- SHORT PROBLEM
Reproduce every one of the following rows verbatim, omitting the pictures.

** Start **

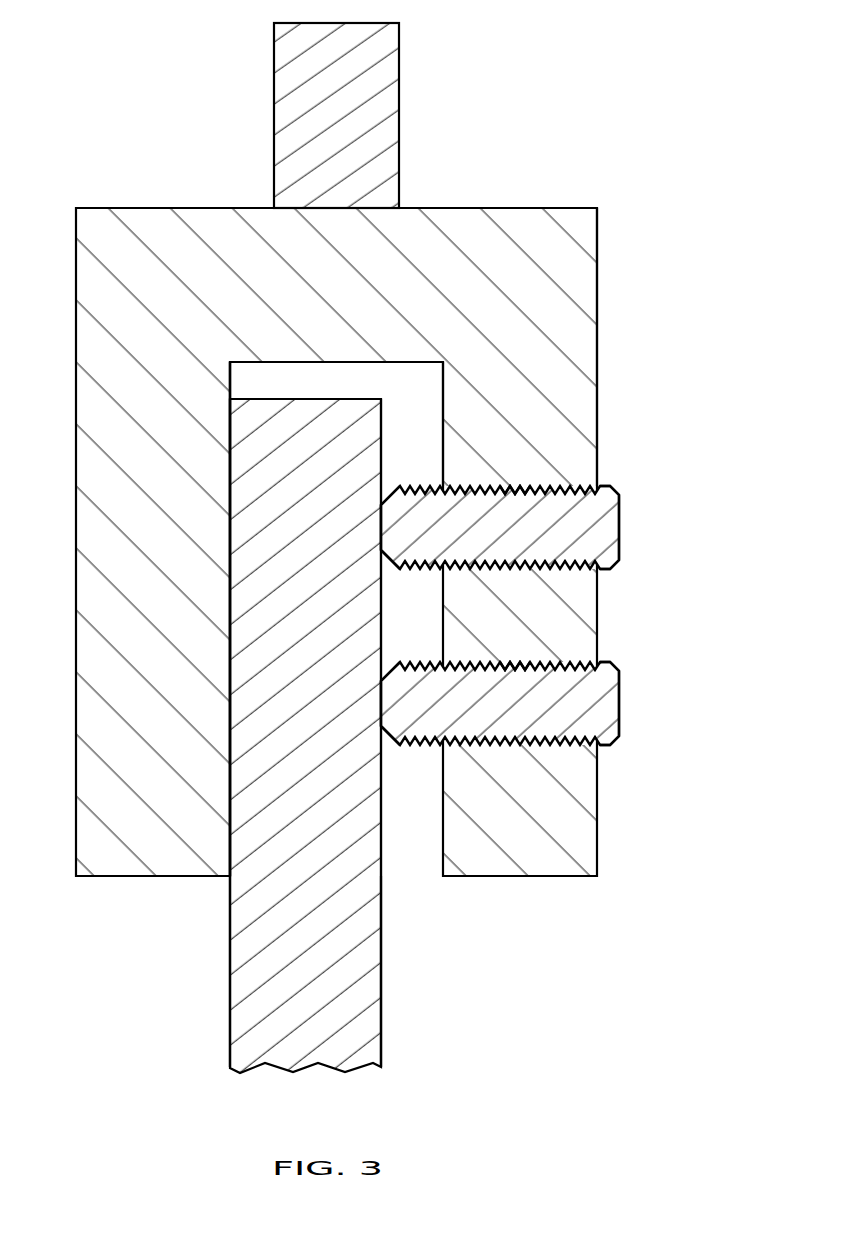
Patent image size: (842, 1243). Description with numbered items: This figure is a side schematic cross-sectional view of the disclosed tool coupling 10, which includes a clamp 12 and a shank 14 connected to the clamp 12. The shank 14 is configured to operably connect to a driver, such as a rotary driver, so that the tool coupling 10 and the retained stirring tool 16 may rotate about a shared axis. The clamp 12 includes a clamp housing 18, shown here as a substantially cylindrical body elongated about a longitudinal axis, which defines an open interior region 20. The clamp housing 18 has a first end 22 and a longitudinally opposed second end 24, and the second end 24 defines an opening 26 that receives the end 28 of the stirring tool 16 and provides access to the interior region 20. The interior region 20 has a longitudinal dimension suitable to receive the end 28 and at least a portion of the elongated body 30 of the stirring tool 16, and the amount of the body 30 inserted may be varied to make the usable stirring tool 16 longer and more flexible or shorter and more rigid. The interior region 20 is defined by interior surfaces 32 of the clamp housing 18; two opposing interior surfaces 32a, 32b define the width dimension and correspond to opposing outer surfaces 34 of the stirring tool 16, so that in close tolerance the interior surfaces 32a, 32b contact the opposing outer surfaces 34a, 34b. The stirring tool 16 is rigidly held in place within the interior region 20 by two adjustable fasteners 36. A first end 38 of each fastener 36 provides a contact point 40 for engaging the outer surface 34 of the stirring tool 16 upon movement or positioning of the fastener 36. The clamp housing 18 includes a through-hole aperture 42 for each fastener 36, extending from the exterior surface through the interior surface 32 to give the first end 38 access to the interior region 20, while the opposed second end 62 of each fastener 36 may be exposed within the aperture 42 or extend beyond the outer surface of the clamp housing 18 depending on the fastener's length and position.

The tool coupling 10 is at (627, 166).
The clamp 12 is at (597, 262).
The shank 14 is at (399, 124).
The stirring tool 16 is at (304, 736).
The clamp housing 18 is at (585, 351).
The open interior region 20 is at (293, 378).
The first end 22 is at (500, 185).
The second end 24 is at (129, 905).
The opening 26 is at (381, 878).
The end 28 is at (320, 529).
The elongated body 30 is at (245, 709).
The interior surface 32 is at (366, 370).
The interior surface 32a is at (230, 547).
The interior surface 32b is at (443, 433).
The outer surface 34 is at (230, 967).
The outer surface 34a is at (230, 748).
The outer surface 34b is at (381, 615).
The adjustable fastener 36 is at (567, 505).
The first end 38 is at (398, 570).
The contact point 40 is at (381, 522).
The through-hole aperture 42 is at (525, 485).
The second end 62 is at (619, 528).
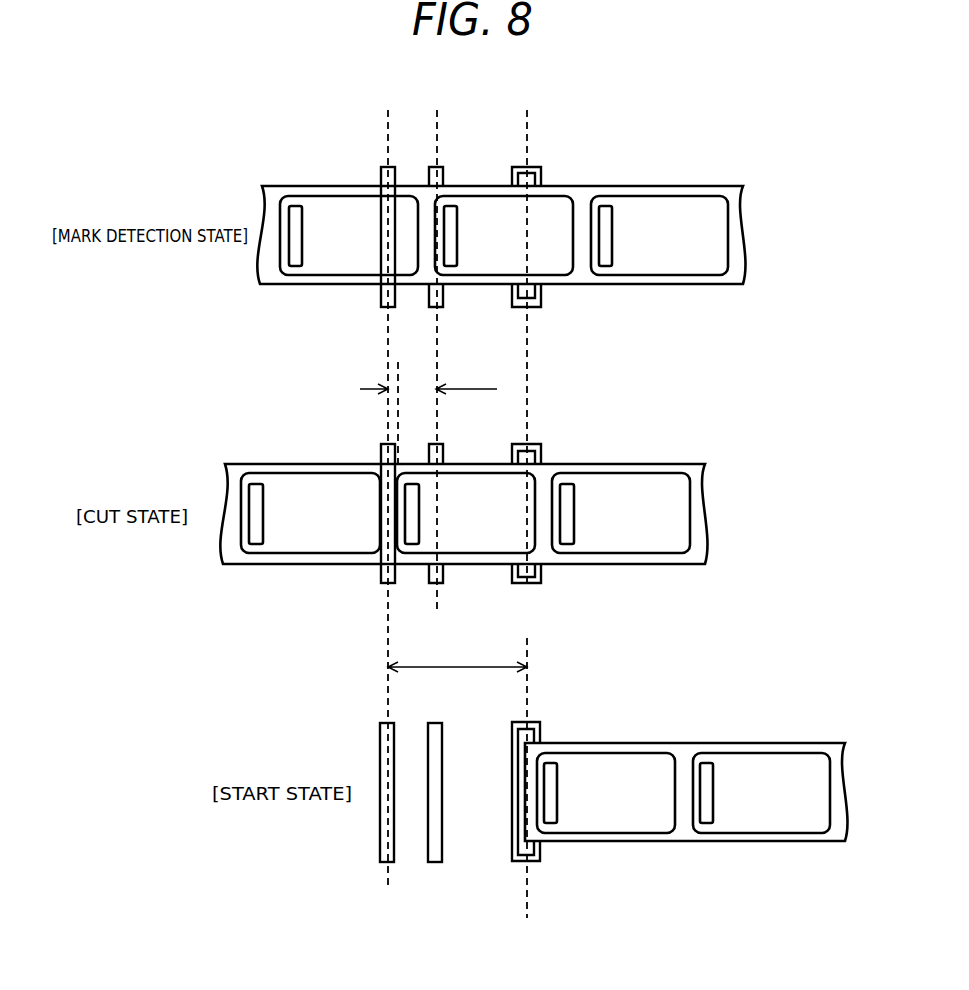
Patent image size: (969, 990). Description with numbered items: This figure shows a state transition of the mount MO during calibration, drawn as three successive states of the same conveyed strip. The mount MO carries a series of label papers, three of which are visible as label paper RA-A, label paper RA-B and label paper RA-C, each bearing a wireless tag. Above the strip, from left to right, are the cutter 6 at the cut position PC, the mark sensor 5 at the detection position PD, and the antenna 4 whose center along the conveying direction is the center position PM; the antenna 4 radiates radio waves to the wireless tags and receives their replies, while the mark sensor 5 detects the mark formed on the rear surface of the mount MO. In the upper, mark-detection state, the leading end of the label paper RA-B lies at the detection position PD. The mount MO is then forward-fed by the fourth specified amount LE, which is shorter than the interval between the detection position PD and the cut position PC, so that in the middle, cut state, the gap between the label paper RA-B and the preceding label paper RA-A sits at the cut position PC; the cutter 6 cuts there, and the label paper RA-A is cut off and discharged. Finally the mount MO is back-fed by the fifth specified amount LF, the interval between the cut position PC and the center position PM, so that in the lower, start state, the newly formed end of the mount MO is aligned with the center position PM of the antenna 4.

The antenna 4 is at (542, 177).
The mark sensor 5 is at (443, 177).
The cutter 6 is at (381, 177).
The mount MO is at (724, 187).
The label paper RA-A is at (333, 276).
The label paper RA-B is at (552, 278).
The label paper RA-C is at (663, 278).
The cut position PC is at (385, 485).
The detection position PD is at (435, 347).
The center position PM is at (522, 513).
The fourth specified amount LE is at (428, 376).
The fifth specified amount LF is at (457, 656).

** End **

- RESULT OF THE TASK
Patent image size: (842, 1243). Description with numbered items: This figure is a side schematic cross-sectional view of the disclosed tool coupling 10, which includes a clamp 12 and a shank 14 connected to the clamp 12. The shank 14 is configured to operably connect to a driver, such as a rotary driver, so that the tool coupling 10 and the retained stirring tool 16 may rotate about a shared axis. The clamp 12 includes a clamp housing 18, shown here as a substantially cylindrical body elongated about a longitudinal axis, which defines an open interior region 20. The clamp housing 18 has a first end 22 and a longitudinally opposed second end 24, and the second end 24 defines an opening 26 that receives the end 28 of the stirring tool 16 and provides access to the interior region 20. The interior region 20 has a longitudinal dimension suitable to receive the end 28 and at least a portion of the elongated body 30 of the stirring tool 16, and the amount of the body 30 inserted may be varied to make the usable stirring tool 16 longer and more flexible or shorter and more rigid. The interior region 20 is defined by interior surfaces 32 of the clamp housing 18; two opposing interior surfaces 32a, 32b define the width dimension and correspond to opposing outer surfaces 34 of the stirring tool 16, so that in close tolerance the interior surfaces 32a, 32b contact the opposing outer surfaces 34a, 34b. The stirring tool 16 is rigidly held in place within the interior region 20 by two adjustable fasteners 36. A first end 38 of each fastener 36 provides a contact point 40 for engaging the outer surface 34 of the stirring tool 16 upon movement or positioning of the fastener 36. The clamp housing 18 includes a through-hole aperture 42 for each fastener 36, extending from the exterior surface through the interior surface 32 to give the first end 38 access to the interior region 20, while the opposed second end 62 of each fastener 36 may be exposed within the aperture 42 or extend beyond the outer surface of the clamp housing 18 depending on the fastener's length and position.

The tool coupling 10 is at (627, 166).
The clamp 12 is at (597, 262).
The shank 14 is at (399, 124).
The stirring tool 16 is at (304, 736).
The clamp housing 18 is at (585, 351).
The open interior region 20 is at (293, 378).
The first end 22 is at (500, 185).
The second end 24 is at (129, 905).
The opening 26 is at (381, 878).
The end 28 is at (320, 529).
The elongated body 30 is at (245, 709).
The interior surface 32 is at (366, 370).
The interior surface 32a is at (230, 547).
The interior surface 32b is at (443, 433).
The outer surface 34 is at (230, 967).
The outer surface 34a is at (230, 748).
The outer surface 34b is at (381, 615).
The adjustable fastener 36 is at (567, 505).
The first end 38 is at (398, 570).
The contact point 40 is at (381, 522).
The through-hole aperture 42 is at (525, 485).
The second end 62 is at (619, 528).
Patent image size: (969, 990). Description with numbered items: This figure shows a state transition of the mount MO during calibration, drawn as three successive states of the same conveyed strip. The mount MO carries a series of label papers, three of which are visible as label paper RA-A, label paper RA-B and label paper RA-C, each bearing a wireless tag. Above the strip, from left to right, are the cutter 6 at the cut position PC, the mark sensor 5 at the detection position PD, and the antenna 4 whose center along the conveying direction is the center position PM; the antenna 4 radiates radio waves to the wireless tags and receives their replies, while the mark sensor 5 detects the mark formed on the rear surface of the mount MO. In the upper, mark-detection state, the leading end of the label paper RA-B lies at the detection position PD. The mount MO is then forward-fed by the fourth specified amount LE, which is shorter than the interval between the detection position PD and the cut position PC, so that in the middle, cut state, the gap between the label paper RA-B and the preceding label paper RA-A sits at the cut position PC; the cutter 6 cuts there, and the label paper RA-A is cut off and discharged. Finally the mount MO is back-fed by the fifth specified amount LF, the interval between the cut position PC and the center position PM, so that in the lower, start state, the newly formed end of the mount MO is aligned with the center position PM of the antenna 4.

The antenna 4 is at (542, 177).
The mark sensor 5 is at (443, 177).
The cutter 6 is at (381, 177).
The mount MO is at (724, 187).
The label paper RA-A is at (333, 276).
The label paper RA-B is at (552, 278).
The label paper RA-C is at (663, 278).
The cut position PC is at (385, 485).
The detection position PD is at (435, 347).
The center position PM is at (522, 513).
The fourth specified amount LE is at (428, 376).
The fifth specified amount LF is at (457, 656).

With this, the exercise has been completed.